*GIVEN DATA:*
----
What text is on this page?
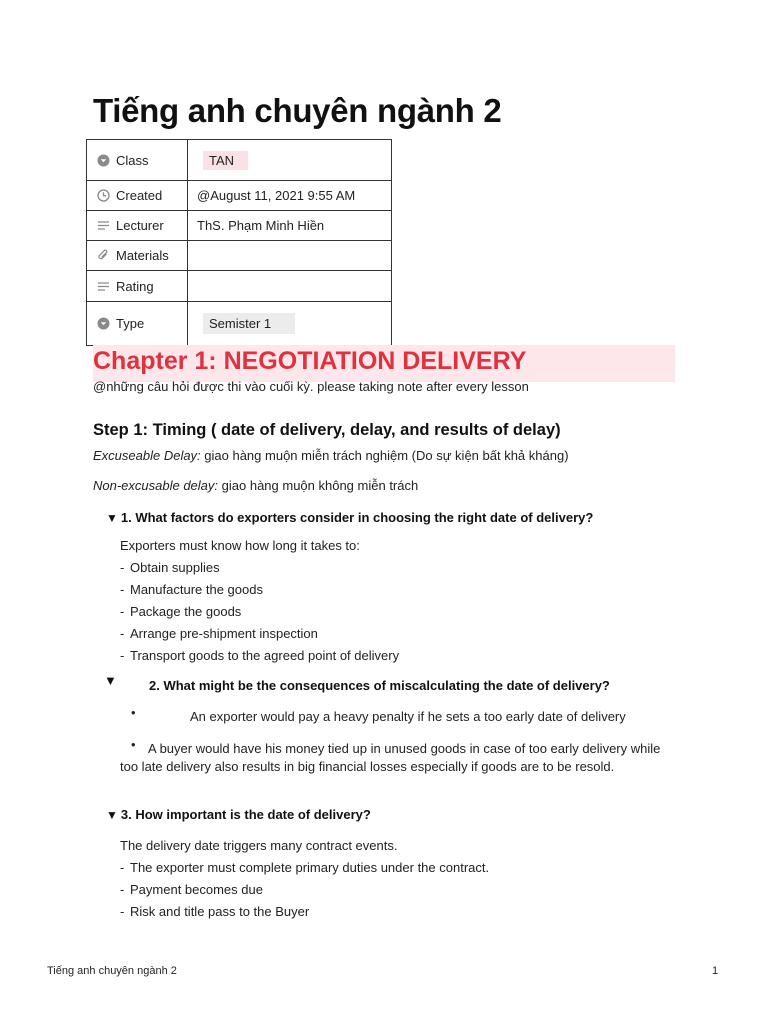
Tiếng anh chuyên ngành 2
Class	TAN

Created	@August 11, 2021 9:55 AM

Lecturer	ThS. Phạm Minh Hiền

Materials	

Rating	

Type	Semister 1
Chapter 1: NEGOTIATION DELIVERY
@những câu hỏi được thi vào cuối kỳ. please taking note after every lesson
Step 1: Timing ( date of delivery, delay, and results of delay)
Excuseable Delay: giao hàng muộn miễn trách nghiệm (Do sự kiện bất khả kháng)
Non-excusable delay: giao hàng muộn không miễn trách
▼ 1. What factors do exporters consider in choosing the right date of delivery?
Exporters must know how long it takes to:
- Obtain supplies
- Manufacture the goods
- Package the goods
- Arrange pre-shipment inspection
- Transport goods to the agreed point of delivery
▼ 2. What might be the consequences of miscalculating the date of delivery?
•	An exporter would pay a heavy penalty if he sets a too early date of delivery
• A buyer would have his money tied up in unused goods in case of too early delivery while too late delivery also results in big financial losses especially if goods are to be resold.
▼ 3. How important is the date of delivery?
The delivery date triggers many contract events.
- The exporter must complete primary duties under the contract.
- Payment becomes due
- Risk and title pass to the Buyer
Tiếng anh chuyên ngành 2	1
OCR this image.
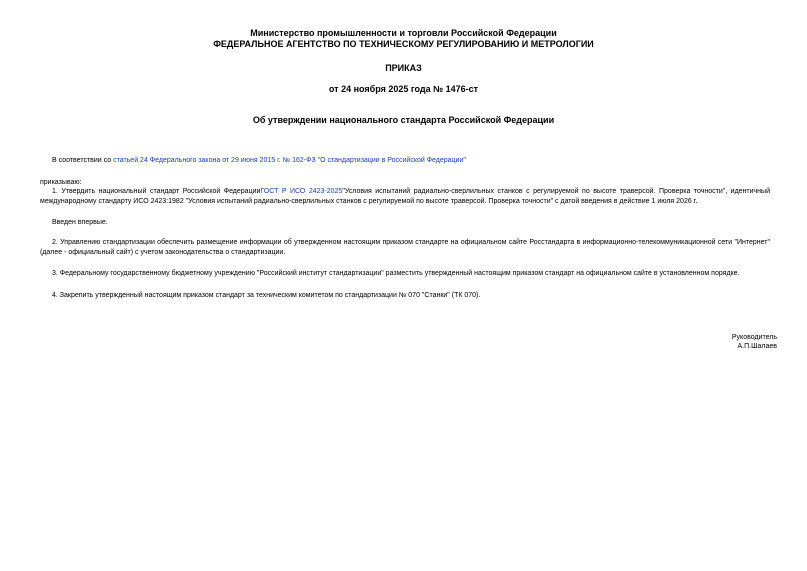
Министерство промышленности и торговли Российской Федерации
ФЕДЕРАЛЬНОЕ АГЕНТСТВО ПО ТЕХНИЧЕСКОМУ РЕГУЛИРОВАНИЮ И МЕТРОЛОГИИ
ПРИКАЗ
от 24 ноября 2025 года № 1476-ст
Об утверждении национального стандарта Российской Федерации
В соответствии со статьей 24 Федерального закона от 29 июня 2015 г. № 162-ФЗ "О стандартизации в Российской Федерации"
приказываю:
1. Утвердить национальный стандарт Российской ФедерацииГОСТ Р ИСО 2423-2025"Условия испытаний радиально-сверлильных станков с регулируемой по высоте траверсой. Проверка точности", идентичный международному стандарту ИСО 2423:1982 "Условия испытаний радиально-сверлильных станков с регулируемой по высоте траверсой. Проверка точности" с датой введения в действие 1 июля 2026 г.
Введен впервые.
2. Управлению стандартизации обеспечить размещение информации об утвержденном настоящим приказом стандарте на официальном сайте Росстандарта в информационно-телекоммуникационной сети "Интернет" (далее - официальный сайт) с учетом законодательства о стандартизации.
3. Федеральному государственному бюджетному учреждению "Российский институт стандартизации" разместить утвержденный настоящим приказом стандарт на официальном сайте в установленном порядке.
4. Закрепить утвержденный настоящим приказом стандарт за техническим комитетом по стандартизации № 070 "Станки" (ТК 070).
Руководитель
А.П.Шалаев
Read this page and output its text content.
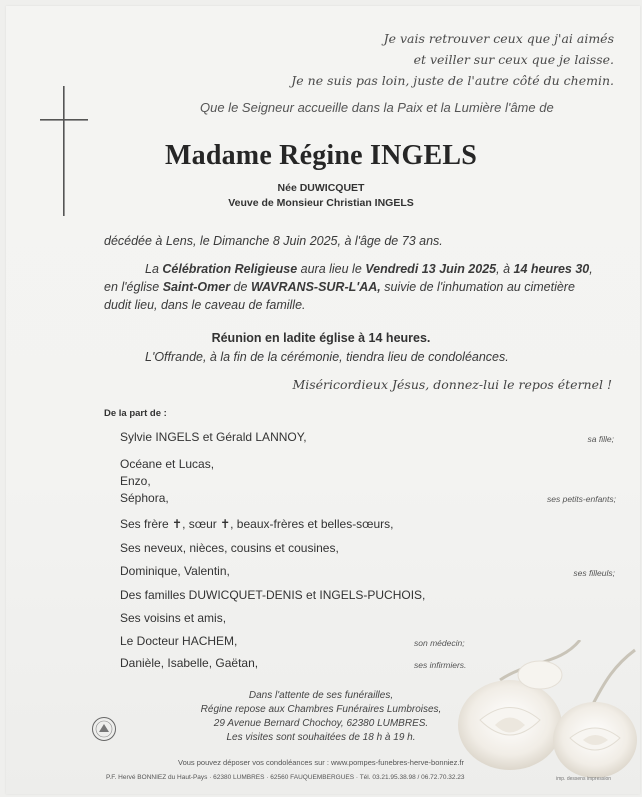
Je vais retrouver ceux que j'ai aimés
et veiller sur ceux que je laisse.
Je ne suis pas loin, juste de l'autre côté du chemin.
Que le Seigneur accueille dans la Paix et la Lumière l'âme de
Madame Régine INGELS
Née DUWICQUET
Veuve de Monsieur Christian INGELS
décédée à Lens, le Dimanche 8 Juin 2025, à l'âge de 73 ans.
La Célébration Religieuse aura lieu le Vendredi 13 Juin 2025, à 14 heures 30,
en l'église Saint-Omer de WAVRANS-SUR-L'AA, suivie de l'inhumation au cimetière
dudit lieu, dans le caveau de famille.
Réunion en ladite église à 14 heures.
L'Offrande, à la fin de la cérémonie, tiendra lieu de condoléances.
Miséricordieux Jésus, donnez-lui le repos éternel !
De la part de :
Sylvie INGELS et Gérald LANNOY,	sa fille;
Océane et Lucas,
Enzo,
Séphora,	ses petits-enfants;
Ses frère ✝, sœur ✝, beaux-frères et belles-sœurs,
Ses neveux, nièces, cousins et cousines,
Dominique, Valentin,	ses filleuls;
Des familles DUWICQUET-DENIS et INGELS-PUCHOIS,
Ses voisins et amis,
Le Docteur HACHEM,	son médecin;
Danièle, Isabelle, Gaëtan,	ses infirmiers.
Dans l'attente de ses funérailles,
Régine repose aux Chambres Funéraires Lumbroises,
29 Avenue Bernard Chochoy, 62380 LUMBRES.
Les visites sont souhaitées de 18 h à 19 h.
Vous pouvez déposer vos condoléances sur : www.pompes-funebres-herve-bonniez.fr
P.F. Hervé BONNIEZ du Haut-Pays · 62380 LUMBRES · 62560 FAUQUEMBERGUES · Tél. 03.21.95.38.98 / 06.72.70.32.23	imp. dessens impression
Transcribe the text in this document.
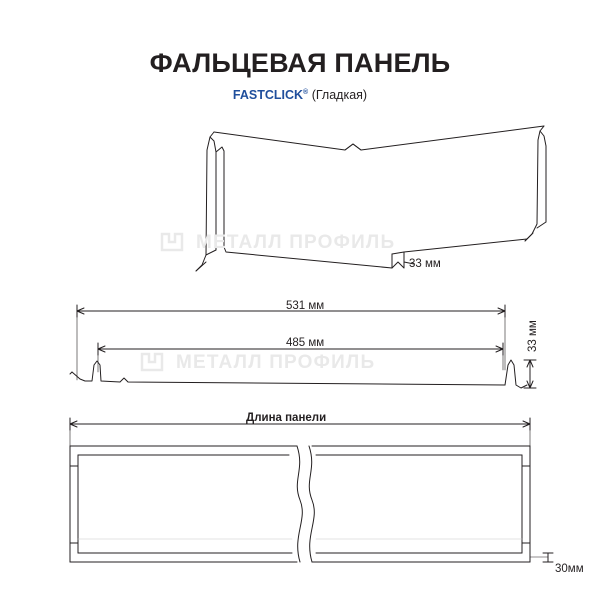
ФАЛЬЦЕВАЯ ПАНЕЛЬ
FASTCLICK® (Гладкая)
МЕТАЛЛ ПРОФИЛЬ
МЕТАЛЛ ПРОФИЛЬ
33 мм
531 мм
485 мм	33 мм
Длина панели
30мм
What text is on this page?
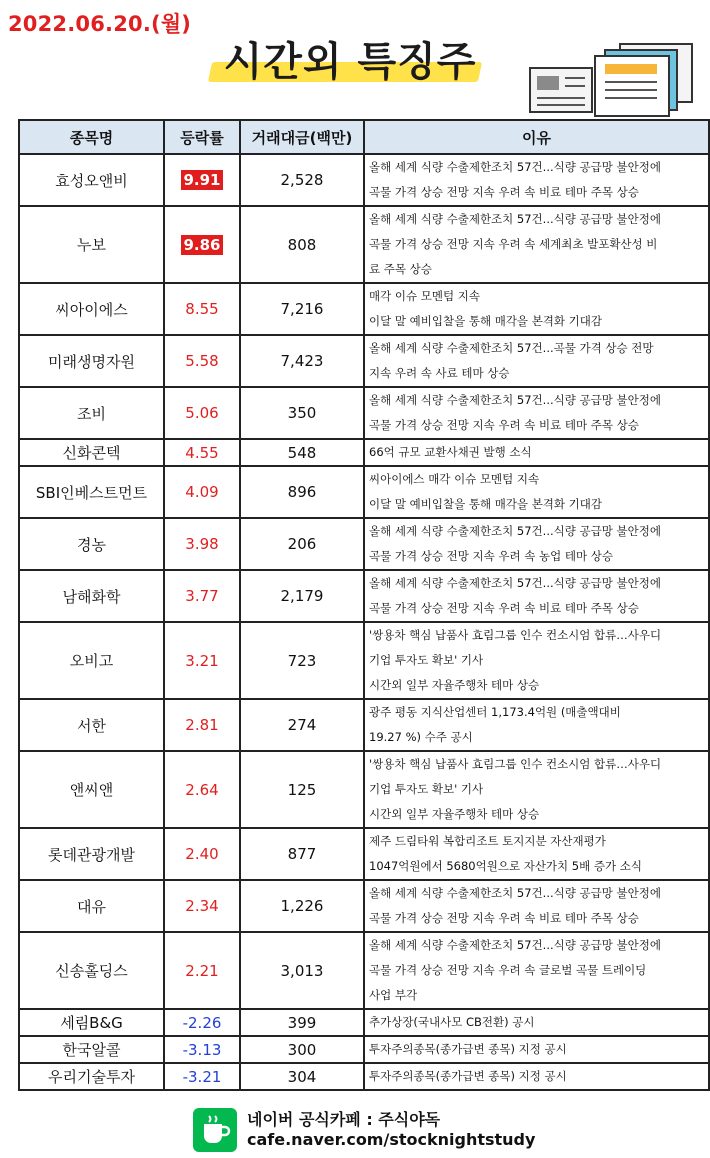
2022.06.20.(월)
시간외 특징주
종목명	등락률	거래대금(백만)	이유
효성오앤비	9.91	2,528	올해 세계 식량 수출제한조치 57건...식량 공급망 불안정에
곡물 가격 상승 전망 지속 우려 속 비료 테마 주목 상승

누보	9.86	808	올해 세계 식량 수출제한조치 57건...식량 공급망 불안정에
곡물 가격 상승 전망 지속 우려 속 세계최초 발포확산성 비
료 주목 상승

씨아이에스	8.55	7,216	매각 이슈 모멘텀 지속
이달 말 예비입찰을 통해 매각을 본격화 기대감

미래생명자원	5.58	7,423	올해 세계 식량 수출제한조치 57건...곡물 가격 상승 전망
지속 우려 속 사료 테마 상승

조비	5.06	350	올해 세계 식량 수출제한조치 57건...식량 공급망 불안정에
곡물 가격 상승 전망 지속 우려 속 비료 테마 주목 상승

신화콘텍	4.55	548	66억 규모 교환사채권 발행 소식

SBI인베스트먼트	4.09	896	씨아이에스 매각 이슈 모멘텀 지속
이달 말 예비입찰을 통해 매각을 본격화 기대감

경농	3.98	206	올해 세계 식량 수출제한조치 57건...식량 공급망 불안정에
곡물 가격 상승 전망 지속 우려 속 농업 테마 상승

남해화학	3.77	2,179	올해 세계 식량 수출제한조치 57건...식량 공급망 불안정에
곡물 가격 상승 전망 지속 우려 속 비료 테마 주목 상승

오비고	3.21	723	'쌍용차 핵심 납품사 효림그룹 인수 컨소시엄 합류…사우디
기업 투자도 확보' 기사
시간외 일부 자율주행차 테마 상승

서한	2.81	274	광주 평동 지식산업센터 1,173.4억원 (매출액대비
19.27 %) 수주 공시

앤씨앤	2.64	125	'쌍용차 핵심 납품사 효림그룹 인수 컨소시엄 합류…사우디
기업 투자도 확보' 기사
시간외 일부 자율주행차 테마 상승

롯데관광개발	2.40	877	제주 드림타워 복합리조트 토지지분 자산재평가
1047억원에서 5680억원으로 자산가치 5배 증가 소식

대유	2.34	1,226	올해 세계 식량 수출제한조치 57건...식량 공급망 불안정에
곡물 가격 상승 전망 지속 우려 속 비료 테마 주목 상승

신송홀딩스	2.21	3,013	올해 세계 식량 수출제한조치 57건...식량 공급망 불안정에
곡물 가격 상승 전망 지속 우려 속 글로벌 곡물 트레이딩
사업 부각

세림B&G	-2.26	399	추가상장(국내사모 CB전환) 공시

한국알콜	-3.13	300	투자주의종목(종가급변 종목) 지정 공시

우리기술투자	-3.21	304	투자주의종목(종가급변 종목) 지정 공시
네이버 공식카페 : 주식야독
cafe.naver.com/stocknightstudy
----
How many lines of the records contain the string "results"? Respond with the number alone.

*RESULT BELOW:*
2